Excerpted text:
I am not sure what you mean by being addicted to your boss (unless you are saying you are in love with, or obsessed by, him/her)?
 
But that may or may not gurantee pleasure.

There is never a guarantee of anything - but the question rather is whether there is a promise of positive emotional reward (whether you regard that as pleasure, or some other emotional reward is up to you).

And the relationship has no meaning other than defined by law.

If your relationship with your boss is merely that defined by law, then I would scarcely call it an addiction.

This addiction can not be called love.

What do you mean by this addiction?  I am not at all sure that the relationship you are speaking of is one I would even call an addiction.

However the general interest in money may be cause of addiction. Money might be of interest for reasons found at home.  Money is not earned to create heaven. Money is used to create sustainble pleasure.
Greater the money more partners you can sustain.

It may surprise you to learn that there are people who do not actively seek sexual partners, and would use what money they have for other pleasures.

Title: What is Love?
Post by: dkv on 01/10/2007 06:30:25
Quote
It may surprise you to learn that there are people who do not actively seek sexual partners, and would use what money they have for other pleasures.

The term addiction is a wrong word.It indicates abnormally strong cravings for something or somebody.
This can not be the definition of love.
In love sometimes lover leaves his or her love.

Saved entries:

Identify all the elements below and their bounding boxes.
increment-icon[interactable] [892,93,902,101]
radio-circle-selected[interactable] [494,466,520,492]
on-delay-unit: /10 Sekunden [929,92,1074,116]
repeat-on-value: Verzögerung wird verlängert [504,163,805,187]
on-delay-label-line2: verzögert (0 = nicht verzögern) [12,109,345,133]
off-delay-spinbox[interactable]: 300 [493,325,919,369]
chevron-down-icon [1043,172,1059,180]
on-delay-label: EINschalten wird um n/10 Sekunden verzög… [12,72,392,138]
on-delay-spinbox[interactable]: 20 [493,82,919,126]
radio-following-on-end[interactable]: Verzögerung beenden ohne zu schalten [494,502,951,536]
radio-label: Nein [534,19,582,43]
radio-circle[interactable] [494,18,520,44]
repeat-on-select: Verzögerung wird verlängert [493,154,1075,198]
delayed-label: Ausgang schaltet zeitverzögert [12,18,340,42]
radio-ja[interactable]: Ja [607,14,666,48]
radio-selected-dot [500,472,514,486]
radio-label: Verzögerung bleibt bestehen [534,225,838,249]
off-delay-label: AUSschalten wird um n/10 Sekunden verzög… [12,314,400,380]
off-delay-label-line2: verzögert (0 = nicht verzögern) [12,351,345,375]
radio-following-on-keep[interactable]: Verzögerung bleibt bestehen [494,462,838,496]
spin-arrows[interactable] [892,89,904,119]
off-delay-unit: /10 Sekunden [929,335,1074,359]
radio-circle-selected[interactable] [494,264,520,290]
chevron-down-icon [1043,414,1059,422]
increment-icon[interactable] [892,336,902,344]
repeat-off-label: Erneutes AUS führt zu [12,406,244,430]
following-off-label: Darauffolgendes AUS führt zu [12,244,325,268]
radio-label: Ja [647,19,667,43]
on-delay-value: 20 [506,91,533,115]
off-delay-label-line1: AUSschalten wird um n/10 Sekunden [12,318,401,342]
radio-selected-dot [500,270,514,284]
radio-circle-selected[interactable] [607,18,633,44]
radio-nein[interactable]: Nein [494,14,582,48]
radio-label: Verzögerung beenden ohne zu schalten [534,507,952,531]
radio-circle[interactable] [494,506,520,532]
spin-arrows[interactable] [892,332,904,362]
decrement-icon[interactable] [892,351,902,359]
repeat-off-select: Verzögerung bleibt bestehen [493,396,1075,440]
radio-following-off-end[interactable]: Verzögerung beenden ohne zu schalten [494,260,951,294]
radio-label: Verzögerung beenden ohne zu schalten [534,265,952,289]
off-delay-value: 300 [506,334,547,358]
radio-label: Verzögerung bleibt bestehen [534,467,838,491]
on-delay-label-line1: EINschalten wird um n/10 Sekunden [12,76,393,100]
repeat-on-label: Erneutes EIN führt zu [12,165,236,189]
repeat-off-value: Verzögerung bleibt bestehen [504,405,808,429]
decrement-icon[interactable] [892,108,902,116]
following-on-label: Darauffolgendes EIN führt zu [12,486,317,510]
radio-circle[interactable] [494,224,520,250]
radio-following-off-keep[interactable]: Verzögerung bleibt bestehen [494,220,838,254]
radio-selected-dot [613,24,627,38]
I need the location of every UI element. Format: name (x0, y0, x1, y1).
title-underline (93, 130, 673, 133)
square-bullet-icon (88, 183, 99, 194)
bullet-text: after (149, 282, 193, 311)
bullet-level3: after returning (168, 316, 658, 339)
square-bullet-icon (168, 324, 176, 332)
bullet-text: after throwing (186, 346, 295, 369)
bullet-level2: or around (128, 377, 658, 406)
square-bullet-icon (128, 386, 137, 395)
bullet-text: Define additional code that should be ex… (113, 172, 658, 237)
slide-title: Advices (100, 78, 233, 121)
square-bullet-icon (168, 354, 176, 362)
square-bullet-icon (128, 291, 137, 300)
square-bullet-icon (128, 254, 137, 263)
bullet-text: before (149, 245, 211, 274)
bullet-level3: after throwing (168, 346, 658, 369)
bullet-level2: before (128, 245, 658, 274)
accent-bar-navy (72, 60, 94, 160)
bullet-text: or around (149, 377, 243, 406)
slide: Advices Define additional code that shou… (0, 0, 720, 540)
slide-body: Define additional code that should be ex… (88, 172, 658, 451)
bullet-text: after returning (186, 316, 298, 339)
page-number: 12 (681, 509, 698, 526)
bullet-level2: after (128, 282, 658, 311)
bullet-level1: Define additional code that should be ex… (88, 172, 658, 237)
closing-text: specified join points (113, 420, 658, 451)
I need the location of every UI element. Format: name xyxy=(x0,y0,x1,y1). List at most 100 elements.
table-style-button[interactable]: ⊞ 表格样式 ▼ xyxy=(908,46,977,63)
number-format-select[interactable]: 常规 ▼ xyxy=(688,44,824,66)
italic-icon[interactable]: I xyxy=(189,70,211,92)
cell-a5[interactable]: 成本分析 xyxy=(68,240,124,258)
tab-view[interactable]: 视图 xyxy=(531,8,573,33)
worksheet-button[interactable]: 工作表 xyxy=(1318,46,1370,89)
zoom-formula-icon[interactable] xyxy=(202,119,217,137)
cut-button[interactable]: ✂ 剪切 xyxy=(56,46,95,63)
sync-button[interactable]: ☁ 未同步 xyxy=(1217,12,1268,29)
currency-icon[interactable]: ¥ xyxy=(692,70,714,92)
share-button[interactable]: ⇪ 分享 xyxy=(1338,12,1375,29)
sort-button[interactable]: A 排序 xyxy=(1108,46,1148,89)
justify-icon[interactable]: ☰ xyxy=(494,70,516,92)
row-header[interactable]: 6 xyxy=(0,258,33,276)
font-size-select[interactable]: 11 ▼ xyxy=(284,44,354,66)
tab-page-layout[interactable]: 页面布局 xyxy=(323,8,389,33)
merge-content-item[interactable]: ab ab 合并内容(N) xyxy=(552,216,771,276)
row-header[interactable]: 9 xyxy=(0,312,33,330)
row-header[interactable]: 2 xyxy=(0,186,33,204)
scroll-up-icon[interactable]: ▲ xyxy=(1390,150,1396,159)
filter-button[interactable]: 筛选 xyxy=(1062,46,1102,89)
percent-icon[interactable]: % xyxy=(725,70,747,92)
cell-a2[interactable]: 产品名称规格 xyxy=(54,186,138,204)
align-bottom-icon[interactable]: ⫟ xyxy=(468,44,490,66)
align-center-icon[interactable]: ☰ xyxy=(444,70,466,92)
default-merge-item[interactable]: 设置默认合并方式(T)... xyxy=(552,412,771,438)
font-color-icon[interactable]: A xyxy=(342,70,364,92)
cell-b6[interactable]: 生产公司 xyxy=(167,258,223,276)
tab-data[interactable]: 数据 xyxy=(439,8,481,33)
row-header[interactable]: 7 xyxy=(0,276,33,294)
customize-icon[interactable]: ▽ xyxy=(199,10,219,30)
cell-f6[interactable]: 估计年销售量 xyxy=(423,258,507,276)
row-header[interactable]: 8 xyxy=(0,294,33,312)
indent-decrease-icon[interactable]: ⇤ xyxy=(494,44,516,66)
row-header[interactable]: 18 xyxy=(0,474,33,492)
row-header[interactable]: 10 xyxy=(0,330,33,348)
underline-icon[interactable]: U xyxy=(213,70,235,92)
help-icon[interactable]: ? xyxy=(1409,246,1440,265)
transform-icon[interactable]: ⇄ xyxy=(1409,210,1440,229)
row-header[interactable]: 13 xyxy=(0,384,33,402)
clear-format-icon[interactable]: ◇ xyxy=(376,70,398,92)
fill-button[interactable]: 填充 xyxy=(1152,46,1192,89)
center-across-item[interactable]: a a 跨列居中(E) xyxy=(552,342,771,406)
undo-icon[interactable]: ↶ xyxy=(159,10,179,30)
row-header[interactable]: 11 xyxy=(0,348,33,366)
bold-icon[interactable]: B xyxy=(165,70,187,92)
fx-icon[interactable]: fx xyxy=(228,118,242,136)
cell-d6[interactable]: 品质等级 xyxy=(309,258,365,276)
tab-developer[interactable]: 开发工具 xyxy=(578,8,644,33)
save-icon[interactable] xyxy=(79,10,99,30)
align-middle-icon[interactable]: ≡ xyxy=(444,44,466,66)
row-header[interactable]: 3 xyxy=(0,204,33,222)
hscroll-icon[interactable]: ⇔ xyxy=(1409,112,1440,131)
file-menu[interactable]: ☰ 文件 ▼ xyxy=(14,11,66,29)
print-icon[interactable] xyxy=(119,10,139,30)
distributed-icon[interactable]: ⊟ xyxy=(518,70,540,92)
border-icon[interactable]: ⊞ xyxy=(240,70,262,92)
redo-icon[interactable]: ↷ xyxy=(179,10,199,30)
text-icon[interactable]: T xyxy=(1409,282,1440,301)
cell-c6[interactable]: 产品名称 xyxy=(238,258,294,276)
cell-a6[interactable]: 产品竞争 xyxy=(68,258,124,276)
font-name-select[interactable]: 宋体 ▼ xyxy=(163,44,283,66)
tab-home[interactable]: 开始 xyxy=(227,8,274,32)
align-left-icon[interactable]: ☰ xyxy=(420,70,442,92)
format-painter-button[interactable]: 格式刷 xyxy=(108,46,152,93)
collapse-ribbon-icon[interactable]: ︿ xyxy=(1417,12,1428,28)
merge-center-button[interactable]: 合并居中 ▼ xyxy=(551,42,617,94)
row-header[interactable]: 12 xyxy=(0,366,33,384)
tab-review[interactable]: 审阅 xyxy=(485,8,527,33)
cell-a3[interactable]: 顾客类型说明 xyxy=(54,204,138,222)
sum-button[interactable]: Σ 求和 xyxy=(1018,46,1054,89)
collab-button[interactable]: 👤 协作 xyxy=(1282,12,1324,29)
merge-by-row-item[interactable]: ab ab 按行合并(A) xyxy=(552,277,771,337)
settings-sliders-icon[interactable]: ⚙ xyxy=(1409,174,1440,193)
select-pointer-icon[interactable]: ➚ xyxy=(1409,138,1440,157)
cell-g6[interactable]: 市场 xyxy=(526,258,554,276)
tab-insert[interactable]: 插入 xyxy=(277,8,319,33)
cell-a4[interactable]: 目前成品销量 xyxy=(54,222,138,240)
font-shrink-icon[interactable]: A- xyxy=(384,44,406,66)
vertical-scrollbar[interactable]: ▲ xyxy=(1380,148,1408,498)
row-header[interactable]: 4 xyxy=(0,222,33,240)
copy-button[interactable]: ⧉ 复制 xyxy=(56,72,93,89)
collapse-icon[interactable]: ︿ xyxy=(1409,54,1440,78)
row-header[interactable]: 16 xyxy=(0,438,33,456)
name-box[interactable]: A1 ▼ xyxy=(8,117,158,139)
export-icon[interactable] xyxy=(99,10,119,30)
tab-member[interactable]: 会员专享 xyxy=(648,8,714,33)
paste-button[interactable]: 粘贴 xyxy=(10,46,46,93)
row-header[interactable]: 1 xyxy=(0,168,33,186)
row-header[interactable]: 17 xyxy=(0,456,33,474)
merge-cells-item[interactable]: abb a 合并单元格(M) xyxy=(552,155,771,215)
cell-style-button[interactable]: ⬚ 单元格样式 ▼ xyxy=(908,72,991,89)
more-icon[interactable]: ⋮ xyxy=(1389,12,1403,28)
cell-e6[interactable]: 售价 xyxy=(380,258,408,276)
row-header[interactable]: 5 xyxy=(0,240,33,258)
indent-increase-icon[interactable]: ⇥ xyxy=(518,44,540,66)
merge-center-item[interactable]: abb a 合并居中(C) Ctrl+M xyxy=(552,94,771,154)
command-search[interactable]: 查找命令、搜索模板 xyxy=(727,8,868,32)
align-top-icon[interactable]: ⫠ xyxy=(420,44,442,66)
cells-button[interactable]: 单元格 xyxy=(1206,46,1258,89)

Exercise tasks:
**a.** Quote every sentence in the forum discussion about love and addiction that begins with the word "Money".
**b.** Carry on the forum discussion about love and addiction from where it stops, in the same voice.
These saved entries are separate material and have nothing to do with the discussion above them.

Responses by item number:
**a.**
- Money might be of interest for reasons found at home.
- Money is not earned to create heaven.
- Money is used to create sustainble pleasure.

**b.**
MONEY is an derived object to which we associate pleasure becuase it leads to sustainable pleasure.
The sexual pleasure is the supreme but there are other forms of pleasure as well. I have already discussed this. I am not surprised.




Title: What is Love?
Post by: another_someone on 02/10/2007 00:57:56
The term addiction is a wrong word.It indicates abnormally strong cravings for something or somebody.
This can not be the definition of love.

Concepts of normality are relative, and often subjective.

Regarding love simply as being a strong craving (without reference to whether you regard it as normal or not) would seem to me to be an adequate description of love.

In love sometimes lover leaves his or her love.

And addicts sometimes overcome their addiction.

The most common reasons for a lover to leave his love is either because they realise the relationship is becoming dangerous to them (the same reason why addicts sometimes give up their addiction), or because they have found a new love (in other words, a new addiction has supplanted an old addiction).

But then, we also know that some people are more resistant to addiction than others, and those who are more resistant may well also be more easily able to reject their lovers.


The sexual pleasure is the supreme but there are other forms of pleasure as well.

But, as I said, there are people who will voluntarily abstain from sexual pleasure - so please explain that in your theory.  Does that not imply that for them sexual pleasure is by no means supreme.
Title: What is Love?
Post by: nith2k6 on 26/03/2008 22:17:36
Can anyone tell how or what is the taste of sweet, sour,... and/or what the smell of a flower like or what the pain will be like? I guess Never. One have to feel it, realize deep inside the mind, the brain. If you have no taste buds, you can't taste anything. Likewise, if one has no sensory organs, he/she never loves any one, its just a dead body. Love is not only meant for sex but also for friends, parents, relatives, plants, animals. It's just a desire. If I like sweet taste, my brain signals me to taste it. Its a need that we named as LOVE. 
Title: What is Love?
Post by: MayoFlyFarmer on 01/04/2008 18:43:25
.....baby don't hurt me


no more.....
Title: What is Love?
Post by: Make it Lady on 01/04/2008 19:15:00
Love creeps up your back and knocks your hat off.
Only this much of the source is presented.